◆ **Task goal**
Output all the data exactly. Pictures do not belong in the copy.

::: Information supplied :::

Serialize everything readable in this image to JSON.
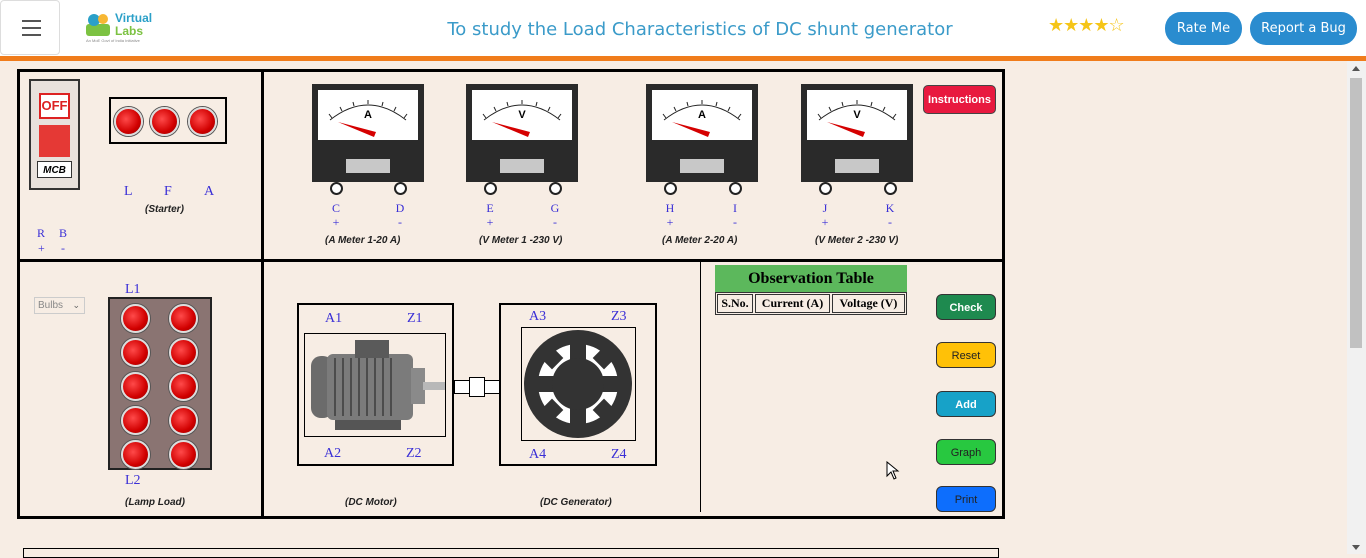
{
  "header": {
    "logo_line1": "Virtual",
    "logo_line2": "Labs",
    "logo_tagline": "An MoE Govt of India Initiative",
    "title": "To study the Load Characteristics of DC shunt generator",
    "rating": "★★★★☆",
    "rate_label": "Rate Me",
    "bug_label": "Report a Bug"
  },
  "mcb": {
    "state": "OFF",
    "label": "MCB"
  },
  "starter": {
    "terminals": [
      "L",
      "F",
      "A"
    ],
    "caption": "(Starter)"
  },
  "supply": {
    "terminals": [
      "R",
      "B"
    ],
    "polarity": [
      "+",
      "-"
    ]
  },
  "meters": [
    {
      "unit": "A",
      "terminals": [
        "C",
        "D"
      ],
      "polarity": [
        "+",
        "-"
      ],
      "caption": "(A Meter 1-20 A)"
    },
    {
      "unit": "V",
      "terminals": [
        "E",
        "G"
      ],
      "polarity": [
        "+",
        "-"
      ],
      "caption": "(V Meter 1 -230 V)"
    },
    {
      "unit": "A",
      "terminals": [
        "H",
        "I"
      ],
      "polarity": [
        "+",
        "-"
      ],
      "caption": "(A Meter 2-20 A)"
    },
    {
      "unit": "V",
      "terminals": [
        "J",
        "K"
      ],
      "polarity": [
        "+",
        "-"
      ],
      "caption": "(V Meter 2 -230 V)"
    }
  ],
  "instructions_label": "Instructions",
  "bulbs_select": {
    "selected": "Bulbs"
  },
  "lamp_load": {
    "top_label": "L1",
    "bottom_label": "L2",
    "caption": "(Lamp Load)"
  },
  "motor": {
    "labels": [
      "A1",
      "Z1",
      "A2",
      "Z2"
    ],
    "caption": "(DC Motor)"
  },
  "generator": {
    "labels": [
      "A3",
      "Z3",
      "A4",
      "Z4"
    ],
    "caption": "(DC Generator)"
  },
  "observation_table": {
    "title": "Observation Table",
    "columns": [
      "S.No.",
      "Current (A)",
      "Voltage (V)"
    ]
  },
  "buttons": {
    "check": "Check",
    "reset": "Reset",
    "add": "Add",
    "graph": "Graph",
    "print": "Print"
  },
  "colors": {
    "accent": "#f07c1b",
    "header_button": "#2a8ccf",
    "check": "#1e8a4f",
    "reset": "#ffc107",
    "add": "#17a2c8",
    "graph": "#28c840",
    "print": "#0d6efd",
    "instructions": "#e8193f"
  }
}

:::

◆ **Exercise output**
Serialize everything readable in this image to JSON.
{
  "header": {
    "logo_line1": "Virtual",
    "logo_line2": "Labs",
    "logo_tagline": "An MoE Govt of India Initiative",
    "title": "To study the Load Characteristics of DC shunt generator",
    "rating": "★★★★☆",
    "rate_label": "Rate Me",
    "bug_label": "Report a Bug"
  },
  "mcb": {
    "state": "OFF",
    "label": "MCB"
  },
  "starter": {
    "terminals": [
      "L",
      "F",
      "A"
    ],
    "caption": "(Starter)"
  },
  "supply": {
    "terminals": [
      "R",
      "B"
    ],
    "polarity": [
      "+",
      "-"
    ]
  },
  "meters": [
    {
      "unit": "A",
      "terminals": [
        "C",
        "D"
      ],
      "polarity": [
        "+",
        "-"
      ],
      "caption": "(A Meter 1-20 A)"
    },
    {
      "unit": "V",
      "terminals": [
        "E",
        "G"
      ],
      "polarity": [
        "+",
        "-"
      ],
      "caption": "(V Meter 1 -230 V)"
    },
    {
      "unit": "A",
      "terminals": [
        "H",
        "I"
      ],
      "polarity": [
        "+",
        "-"
      ],
      "caption": "(A Meter 2-20 A)"
    },
    {
      "unit": "V",
      "terminals": [
        "J",
        "K"
      ],
      "polarity": [
        "+",
        "-"
      ],
      "caption": "(V Meter 2 -230 V)"
    }
  ],
  "instructions_label": "Instructions",
  "bulbs_select": {
    "selected": "Bulbs"
  },
  "lamp_load": {
    "top_label": "L1",
    "bottom_label": "L2",
    "caption": "(Lamp Load)"
  },
  "motor": {
    "labels": [
      "A1",
      "Z1",
      "A2",
      "Z2"
    ],
    "caption": "(DC Motor)"
  },
  "generator": {
    "labels": [
      "A3",
      "Z3",
      "A4",
      "Z4"
    ],
    "caption": "(DC Generator)"
  },
  "observation_table": {
    "title": "Observation Table",
    "columns": [
      "S.No.",
      "Current (A)",
      "Voltage (V)"
    ]
  },
  "buttons": {
    "check": "Check",
    "reset": "Reset",
    "add": "Add",
    "graph": "Graph",
    "print": "Print"
  },
  "colors": {
    "accent": "#f07c1b",
    "header_button": "#2a8ccf",
    "check": "#1e8a4f",
    "reset": "#ffc107",
    "add": "#17a2c8",
    "graph": "#28c840",
    "print": "#0d6efd",
    "instructions": "#e8193f"
  }
}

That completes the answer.